--- INSTRUCTIONS TO FOLLOW ---
The records should be written out in full, with nothing altered.
========================================================================
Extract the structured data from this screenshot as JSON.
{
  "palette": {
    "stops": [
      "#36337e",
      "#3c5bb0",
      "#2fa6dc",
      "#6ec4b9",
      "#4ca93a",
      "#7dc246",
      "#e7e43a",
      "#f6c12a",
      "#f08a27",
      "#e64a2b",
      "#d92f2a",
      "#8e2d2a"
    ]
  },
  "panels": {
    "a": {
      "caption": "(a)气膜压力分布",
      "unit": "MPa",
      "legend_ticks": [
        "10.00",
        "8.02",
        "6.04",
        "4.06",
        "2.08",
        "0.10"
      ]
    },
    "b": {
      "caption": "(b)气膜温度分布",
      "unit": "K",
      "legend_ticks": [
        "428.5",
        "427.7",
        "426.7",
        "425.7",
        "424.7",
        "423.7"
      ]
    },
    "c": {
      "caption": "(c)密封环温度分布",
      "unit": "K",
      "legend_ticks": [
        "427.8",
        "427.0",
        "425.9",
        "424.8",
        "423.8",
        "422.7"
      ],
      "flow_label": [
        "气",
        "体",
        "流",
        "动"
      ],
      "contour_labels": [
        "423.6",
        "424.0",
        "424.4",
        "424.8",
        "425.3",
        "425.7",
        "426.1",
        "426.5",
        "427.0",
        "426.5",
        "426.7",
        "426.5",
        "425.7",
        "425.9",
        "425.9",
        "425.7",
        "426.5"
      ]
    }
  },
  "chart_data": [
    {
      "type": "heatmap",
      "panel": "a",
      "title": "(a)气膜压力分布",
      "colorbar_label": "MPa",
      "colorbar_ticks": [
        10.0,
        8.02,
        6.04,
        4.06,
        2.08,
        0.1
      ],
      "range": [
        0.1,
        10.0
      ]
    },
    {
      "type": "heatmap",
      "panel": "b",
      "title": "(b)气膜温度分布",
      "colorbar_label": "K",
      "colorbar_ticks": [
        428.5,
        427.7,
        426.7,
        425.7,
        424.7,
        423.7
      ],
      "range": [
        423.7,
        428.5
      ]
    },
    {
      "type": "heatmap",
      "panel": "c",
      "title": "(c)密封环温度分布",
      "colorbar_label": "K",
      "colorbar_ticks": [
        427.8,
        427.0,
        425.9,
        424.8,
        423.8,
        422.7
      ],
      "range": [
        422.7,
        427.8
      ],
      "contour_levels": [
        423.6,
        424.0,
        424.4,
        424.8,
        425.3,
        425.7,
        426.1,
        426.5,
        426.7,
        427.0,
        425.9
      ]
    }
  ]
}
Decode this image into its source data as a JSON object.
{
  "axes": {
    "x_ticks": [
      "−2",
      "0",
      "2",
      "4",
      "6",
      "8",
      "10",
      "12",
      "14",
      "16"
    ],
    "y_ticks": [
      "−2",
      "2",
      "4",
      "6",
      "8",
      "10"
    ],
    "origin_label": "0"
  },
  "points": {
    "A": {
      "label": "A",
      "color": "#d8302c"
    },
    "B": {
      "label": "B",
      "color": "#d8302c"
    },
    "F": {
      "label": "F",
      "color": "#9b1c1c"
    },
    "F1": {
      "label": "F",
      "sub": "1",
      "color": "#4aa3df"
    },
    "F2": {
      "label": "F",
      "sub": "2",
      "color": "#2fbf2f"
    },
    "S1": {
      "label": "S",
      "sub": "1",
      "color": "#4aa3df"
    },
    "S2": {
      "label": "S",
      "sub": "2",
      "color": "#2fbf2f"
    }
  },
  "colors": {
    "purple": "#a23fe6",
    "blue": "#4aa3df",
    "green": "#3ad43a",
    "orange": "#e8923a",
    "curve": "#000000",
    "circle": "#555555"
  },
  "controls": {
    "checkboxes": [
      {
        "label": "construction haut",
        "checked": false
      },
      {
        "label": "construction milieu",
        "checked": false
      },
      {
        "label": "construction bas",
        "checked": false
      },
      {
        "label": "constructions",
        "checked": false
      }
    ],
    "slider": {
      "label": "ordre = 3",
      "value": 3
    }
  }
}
========================================================================
--- TASK RESPONSE ---
Extract the structured data from this screenshot as JSON.
{
  "palette": {
    "stops": [
      "#36337e",
      "#3c5bb0",
      "#2fa6dc",
      "#6ec4b9",
      "#4ca93a",
      "#7dc246",
      "#e7e43a",
      "#f6c12a",
      "#f08a27",
      "#e64a2b",
      "#d92f2a",
      "#8e2d2a"
    ]
  },
  "panels": {
    "a": {
      "caption": "(a)气膜压力分布",
      "unit": "MPa",
      "legend_ticks": [
        "10.00",
        "8.02",
        "6.04",
        "4.06",
        "2.08",
        "0.10"
      ]
    },
    "b": {
      "caption": "(b)气膜温度分布",
      "unit": "K",
      "legend_ticks": [
        "428.5",
        "427.7",
        "426.7",
        "425.7",
        "424.7",
        "423.7"
      ]
    },
    "c": {
      "caption": "(c)密封环温度分布",
      "unit": "K",
      "legend_ticks": [
        "427.8",
        "427.0",
        "425.9",
        "424.8",
        "423.8",
        "422.7"
      ],
      "flow_label": [
        "气",
        "体",
        "流",
        "动"
      ],
      "contour_labels": [
        "423.6",
        "424.0",
        "424.4",
        "424.8",
        "425.3",
        "425.7",
        "426.1",
        "426.5",
        "427.0",
        "426.5",
        "426.7",
        "426.5",
        "425.7",
        "425.9",
        "425.9",
        "425.7",
        "426.5"
      ]
    }
  },
  "chart_data": [
    {
      "type": "heatmap",
      "panel": "a",
      "title": "(a)气膜压力分布",
      "colorbar_label": "MPa",
      "colorbar_ticks": [
        10.0,
        8.02,
        6.04,
        4.06,
        2.08,
        0.1
      ],
      "range": [
        0.1,
        10.0
      ]
    },
    {
      "type": "heatmap",
      "panel": "b",
      "title": "(b)气膜温度分布",
      "colorbar_label": "K",
      "colorbar_ticks": [
        428.5,
        427.7,
        426.7,
        425.7,
        424.7,
        423.7
      ],
      "range": [
        423.7,
        428.5
      ]
    },
    {
      "type": "heatmap",
      "panel": "c",
      "title": "(c)密封环温度分布",
      "colorbar_label": "K",
      "colorbar_ticks": [
        427.8,
        427.0,
        425.9,
        424.8,
        423.8,
        422.7
      ],
      "range": [
        422.7,
        427.8
      ],
      "contour_levels": [
        423.6,
        424.0,
        424.4,
        424.8,
        425.3,
        425.7,
        426.1,
        426.5,
        426.7,
        427.0,
        425.9
      ]
    }
  ]
}
Decode this image into its source data as a JSON object.
{
  "axes": {
    "x_ticks": [
      "−2",
      "0",
      "2",
      "4",
      "6",
      "8",
      "10",
      "12",
      "14",
      "16"
    ],
    "y_ticks": [
      "−2",
      "2",
      "4",
      "6",
      "8",
      "10"
    ],
    "origin_label": "0"
  },
  "points": {
    "A": {
      "label": "A",
      "color": "#d8302c"
    },
    "B": {
      "label": "B",
      "color": "#d8302c"
    },
    "F": {
      "label": "F",
      "color": "#9b1c1c"
    },
    "F1": {
      "label": "F",
      "sub": "1",
      "color": "#4aa3df"
    },
    "F2": {
      "label": "F",
      "sub": "2",
      "color": "#2fbf2f"
    },
    "S1": {
      "label": "S",
      "sub": "1",
      "color": "#4aa3df"
    },
    "S2": {
      "label": "S",
      "sub": "2",
      "color": "#2fbf2f"
    }
  },
  "colors": {
    "purple": "#a23fe6",
    "blue": "#4aa3df",
    "green": "#3ad43a",
    "orange": "#e8923a",
    "curve": "#000000",
    "circle": "#555555"
  },
  "controls": {
    "checkboxes": [
      {
        "label": "construction haut",
        "checked": false
      },
      {
        "label": "construction milieu",
        "checked": false
      },
      {
        "label": "construction bas",
        "checked": false
      },
      {
        "label": "constructions",
        "checked": false
      }
    ],
    "slider": {
      "label": "ordre = 3",
      "value": 3
    }
  }
}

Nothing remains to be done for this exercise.